• PROVIDED DATA:
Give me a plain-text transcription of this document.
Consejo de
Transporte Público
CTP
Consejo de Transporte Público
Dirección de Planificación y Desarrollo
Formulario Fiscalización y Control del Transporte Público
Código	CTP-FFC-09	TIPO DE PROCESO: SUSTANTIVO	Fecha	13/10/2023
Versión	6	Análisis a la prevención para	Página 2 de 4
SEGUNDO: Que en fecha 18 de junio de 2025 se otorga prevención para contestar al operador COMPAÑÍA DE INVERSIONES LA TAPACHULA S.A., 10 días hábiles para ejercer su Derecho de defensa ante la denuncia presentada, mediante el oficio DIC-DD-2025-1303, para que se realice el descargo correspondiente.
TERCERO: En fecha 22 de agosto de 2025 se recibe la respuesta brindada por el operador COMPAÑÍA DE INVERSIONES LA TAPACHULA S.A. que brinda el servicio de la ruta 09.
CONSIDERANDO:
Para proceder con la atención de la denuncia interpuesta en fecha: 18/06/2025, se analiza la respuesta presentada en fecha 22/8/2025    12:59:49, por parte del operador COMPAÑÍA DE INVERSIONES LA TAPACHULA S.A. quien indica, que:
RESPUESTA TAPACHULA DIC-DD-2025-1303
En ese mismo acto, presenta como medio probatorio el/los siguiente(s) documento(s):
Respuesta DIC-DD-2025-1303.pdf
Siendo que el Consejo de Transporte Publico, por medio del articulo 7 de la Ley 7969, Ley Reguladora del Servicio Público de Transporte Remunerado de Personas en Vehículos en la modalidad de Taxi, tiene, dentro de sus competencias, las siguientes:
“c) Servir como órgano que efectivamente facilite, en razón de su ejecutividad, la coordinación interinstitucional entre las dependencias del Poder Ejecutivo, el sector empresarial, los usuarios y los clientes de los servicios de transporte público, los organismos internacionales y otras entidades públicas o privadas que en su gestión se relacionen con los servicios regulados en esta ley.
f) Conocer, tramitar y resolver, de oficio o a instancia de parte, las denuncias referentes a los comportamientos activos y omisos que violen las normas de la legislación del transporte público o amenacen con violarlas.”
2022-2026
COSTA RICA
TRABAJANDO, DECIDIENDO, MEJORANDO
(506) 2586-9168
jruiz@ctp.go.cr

==

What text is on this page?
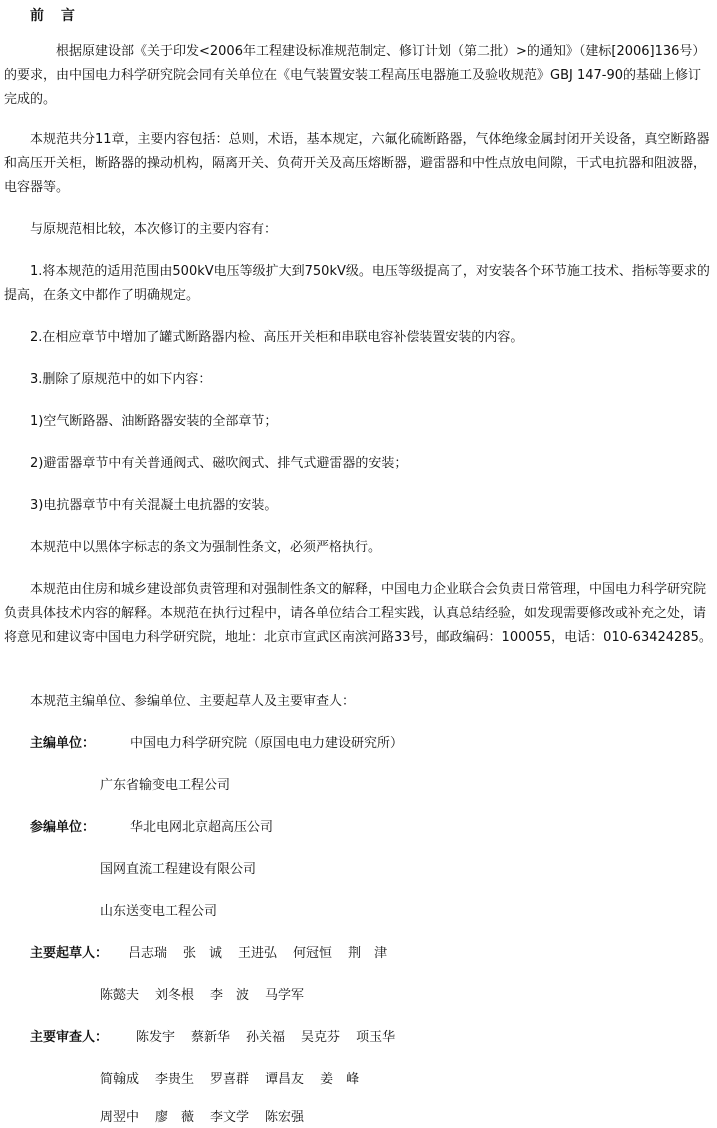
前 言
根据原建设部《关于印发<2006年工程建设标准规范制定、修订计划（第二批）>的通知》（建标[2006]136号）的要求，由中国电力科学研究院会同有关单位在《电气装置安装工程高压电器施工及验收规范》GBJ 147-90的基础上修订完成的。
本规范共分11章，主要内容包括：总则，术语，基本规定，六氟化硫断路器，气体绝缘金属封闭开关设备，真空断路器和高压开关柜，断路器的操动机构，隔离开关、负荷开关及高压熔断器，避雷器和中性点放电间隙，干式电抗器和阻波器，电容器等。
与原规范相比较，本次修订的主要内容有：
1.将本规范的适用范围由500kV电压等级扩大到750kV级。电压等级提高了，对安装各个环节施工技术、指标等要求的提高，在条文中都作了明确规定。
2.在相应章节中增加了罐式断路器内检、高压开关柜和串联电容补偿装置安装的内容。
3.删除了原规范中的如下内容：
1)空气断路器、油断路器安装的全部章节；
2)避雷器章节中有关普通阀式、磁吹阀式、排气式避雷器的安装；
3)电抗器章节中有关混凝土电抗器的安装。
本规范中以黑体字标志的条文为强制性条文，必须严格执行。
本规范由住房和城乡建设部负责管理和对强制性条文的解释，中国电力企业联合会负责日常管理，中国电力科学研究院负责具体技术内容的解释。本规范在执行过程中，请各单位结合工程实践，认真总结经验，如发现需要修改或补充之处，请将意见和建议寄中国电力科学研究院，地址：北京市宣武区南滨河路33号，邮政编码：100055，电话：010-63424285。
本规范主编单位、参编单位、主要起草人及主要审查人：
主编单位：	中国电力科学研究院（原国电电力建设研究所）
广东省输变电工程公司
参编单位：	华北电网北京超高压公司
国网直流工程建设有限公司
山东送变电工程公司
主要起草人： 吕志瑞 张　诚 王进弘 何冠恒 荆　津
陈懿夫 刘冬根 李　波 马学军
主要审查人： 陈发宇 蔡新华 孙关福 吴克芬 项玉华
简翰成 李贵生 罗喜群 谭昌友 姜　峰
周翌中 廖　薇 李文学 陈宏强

• STATED GOAL: Copy out each line of the records that holds the string "Consejo".

• EXERCISE ANSWER:
Consejo de
Consejo de Transporte Público
Siendo que el Consejo de Transporte Publico, por medio del articulo 7 de la Ley 7969, Ley Reguladora del Servicio Público de Transporte Remunerado de Personas en Vehículos en la modalidad de Taxi, tiene, dentro de sus competencias, las siguientes:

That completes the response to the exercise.